start
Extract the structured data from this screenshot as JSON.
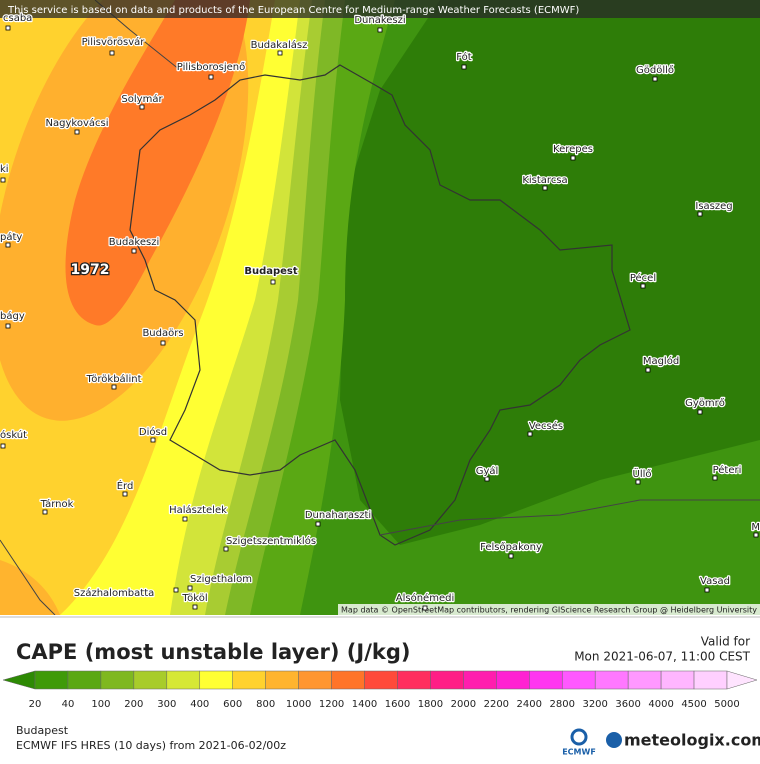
{
  "banner": "This service is based on data and products of the European Centre for Medium-range Weather Forecasts (ECMWF)",
  "attribution": "Map data © OpenStreetMap contributors, rendering GIScience Research Group @ Heidelberg University",
  "places": [
    "csaba",
    "Pilisvörösvár",
    "Budakalász",
    "Dunakeszi",
    "Fót",
    "Gödöllő",
    "Pilisborosjenő",
    "Solymár",
    "Nagykovácsi",
    "Kerepes",
    "Kistarcsa",
    "ki",
    "Isaszeg",
    "páty",
    "Budakeszi",
    "Budapest",
    "Pécel",
    "bágy",
    "Budaörs",
    "Maglód",
    "Törökbálint",
    "Gyömrő",
    "Vecsés",
    "Diósd",
    "óskút",
    "Gyál",
    "Üllő",
    "Péteri",
    "Érd",
    "Tárnok",
    "Halásztelek",
    "Dunaharaszti",
    "M",
    "Szigetszentmiklós",
    "Felsőpakony",
    "Szigethalom",
    "Vasad",
    "Százhalombatta",
    "Tököl",
    "Alsónémedi"
  ],
  "max_value": 1972,
  "legend": {
    "title": "CAPE (most unstable layer) (J/kg)",
    "ticks": [
      20,
      40,
      100,
      200,
      300,
      400,
      600,
      800,
      1000,
      1200,
      1400,
      1600,
      1800,
      2000,
      2200,
      2400,
      2800,
      3200,
      3600,
      4000,
      4500,
      5000
    ],
    "colors": [
      "#2e8a04",
      "#3f9a08",
      "#5aa812",
      "#7fb820",
      "#a8cc2a",
      "#d6e835",
      "#ffff33",
      "#ffd22e",
      "#ffb42e",
      "#ff9630",
      "#ff7428",
      "#ff4a3a",
      "#ff2e5e",
      "#ff1e86",
      "#ff1eae",
      "#ff22d2",
      "#ff36f0",
      "#ff58ff",
      "#ff78ff",
      "#ff98ff",
      "#ffb6ff",
      "#ffd0ff",
      "#ffe4ff"
    ]
  },
  "valid_label": "Valid for",
  "valid_time": "Mon 2021-06-07, 11:00 CEST",
  "location": "Budapest",
  "model": "ECMWF IFS HRES (10 days) from 2021-06-02/00z",
  "ecmwf_logo": "ECMWF",
  "brand": "meteologix.com"
}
end
**GIVEN REQUEST**
The material above must be printed exactly, with its pictures left out.

**REPLY**
Extract the structured data from this screenshot as JSON.
{
  "banner": "This service is based on data and products of the European Centre for Medium-range Weather Forecasts (ECMWF)",
  "attribution": "Map data © OpenStreetMap contributors, rendering GIScience Research Group @ Heidelberg University",
  "places": [
    "csaba",
    "Pilisvörösvár",
    "Budakalász",
    "Dunakeszi",
    "Fót",
    "Gödöllő",
    "Pilisborosjenő",
    "Solymár",
    "Nagykovácsi",
    "Kerepes",
    "Kistarcsa",
    "ki",
    "Isaszeg",
    "páty",
    "Budakeszi",
    "Budapest",
    "Pécel",
    "bágy",
    "Budaörs",
    "Maglód",
    "Törökbálint",
    "Gyömrő",
    "Vecsés",
    "Diósd",
    "óskút",
    "Gyál",
    "Üllő",
    "Péteri",
    "Érd",
    "Tárnok",
    "Halásztelek",
    "Dunaharaszti",
    "M",
    "Szigetszentmiklós",
    "Felsőpakony",
    "Szigethalom",
    "Vasad",
    "Százhalombatta",
    "Tököl",
    "Alsónémedi"
  ],
  "max_value": 1972,
  "legend": {
    "title": "CAPE (most unstable layer) (J/kg)",
    "ticks": [
      20,
      40,
      100,
      200,
      300,
      400,
      600,
      800,
      1000,
      1200,
      1400,
      1600,
      1800,
      2000,
      2200,
      2400,
      2800,
      3200,
      3600,
      4000,
      4500,
      5000
    ],
    "colors": [
      "#2e8a04",
      "#3f9a08",
      "#5aa812",
      "#7fb820",
      "#a8cc2a",
      "#d6e835",
      "#ffff33",
      "#ffd22e",
      "#ffb42e",
      "#ff9630",
      "#ff7428",
      "#ff4a3a",
      "#ff2e5e",
      "#ff1e86",
      "#ff1eae",
      "#ff22d2",
      "#ff36f0",
      "#ff58ff",
      "#ff78ff",
      "#ff98ff",
      "#ffb6ff",
      "#ffd0ff",
      "#ffe4ff"
    ]
  },
  "valid_label": "Valid for",
  "valid_time": "Mon 2021-06-07, 11:00 CEST",
  "location": "Budapest",
  "model": "ECMWF IFS HRES (10 days) from 2021-06-02/00z",
  "ecmwf_logo": "ECMWF",
  "brand": "meteologix.com"
}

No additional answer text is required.